• [EXCERPT]
start

Though similar was said about Sergio Garcia in majors before his success at Augusta, with people also writing off Tiger Woods' chances of another major before his 2019 win.
He's still got the ideal game for Augusta, and will once again be one of the favourites in 2024.
Prior to the 2023 Masters, Jon Rahm had a record at Augusta to rival most golfers, but his mediocre form coming into the tournament saw him out of the limelight somewhat.
Nevertheless, despite opening with a double bogey, Rahm stayed in contention throughout, and capitalised on a Sunday collapse by Brooks Koepka to claim a first Green Jacket, and it's no surprise he's the current favourite for the 2024 edition.
Perhaps the most unpredictable golfer in the world, the only guarantee with Jordan Spieth at the moment is a wild ride.
He shared the lead after the first round of the 2023 Sony Open, only to shoot a 75 - 11 shots worse - the following day to miss the cut. He also shot the round of the tournament at the Phoenix Open in round 2 with a 64. More recently, he opened with an eagle in the third round of the Valspar Championship, only to card five birdies and five bogeys in the rest of the round.
Even at the 2023 Masters, he recorded 21 birdies across the week - two more than winner Rahm - including nine on the final day to record another top-10 finish.
Though he's not really found himself in contention at majors, Cantlay did record another top-20 finish at the 2023 Masters, despite his glacially slow pace which has attracted plenty of negative attention.
He's clearly got the ability to compete at majors - and Augusta - but his major record is a concern.
Though his form wasn't at its highest level coming into the 2023 US Masters, Justin Thomas had plenty of reason to feel confident coming into Augusta considering his record there.
It's what will probably make his disastrous end to his second round - missing the cut by one - even more painful.

end

• [DATA EXCERPT]
start

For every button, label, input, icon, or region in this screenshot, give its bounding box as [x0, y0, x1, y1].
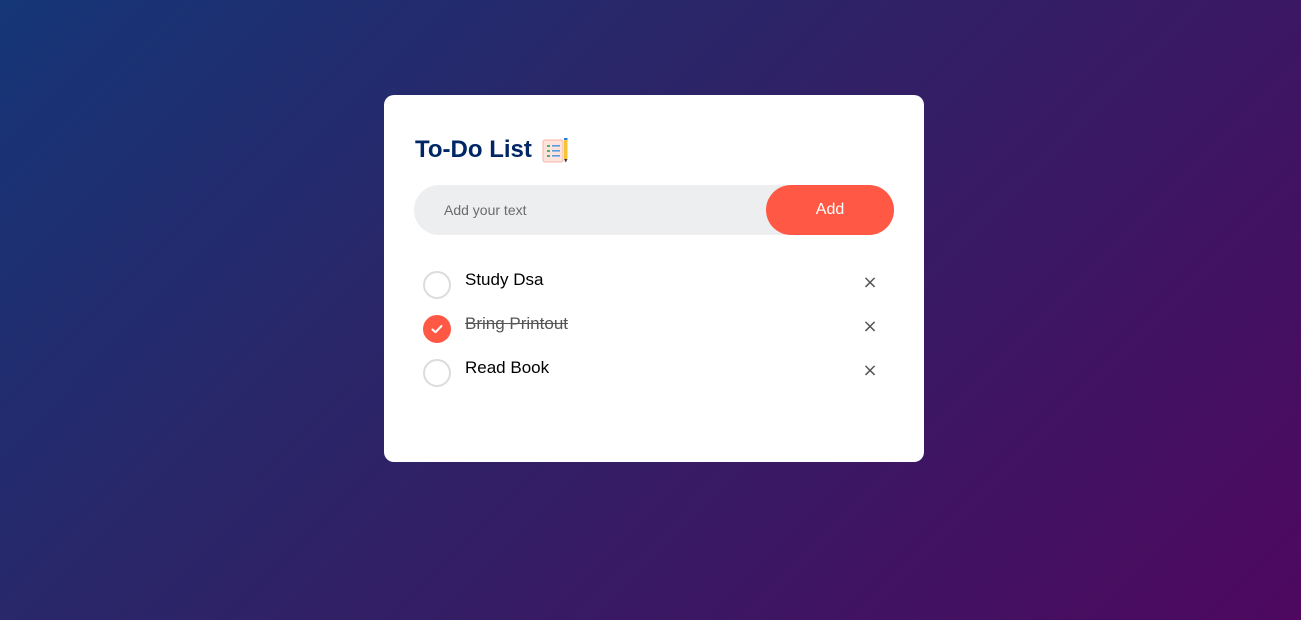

end

• [REQUEST] Please write out part of the Masters golf text word for word, starting at the words "Prior to the" and stopping after "a wild ride.".

• [SOLUTION BELOW]
Prior to the 2023 Masters, Jon Rahm had a record at Augusta to rival most golfers, but his mediocre form coming into the tournament saw him out of the limelight somewhat.
Nevertheless, despite opening with a double bogey, Rahm stayed in contention throughout, and capitalised on a Sunday collapse by Brooks Koepka to claim a first Green Jacket, and it's no surprise he's the current favourite for the 2024 edition.
Perhaps the most unpredictable golfer in the world, the only guarantee with Jordan Spieth at the moment is a wild ride.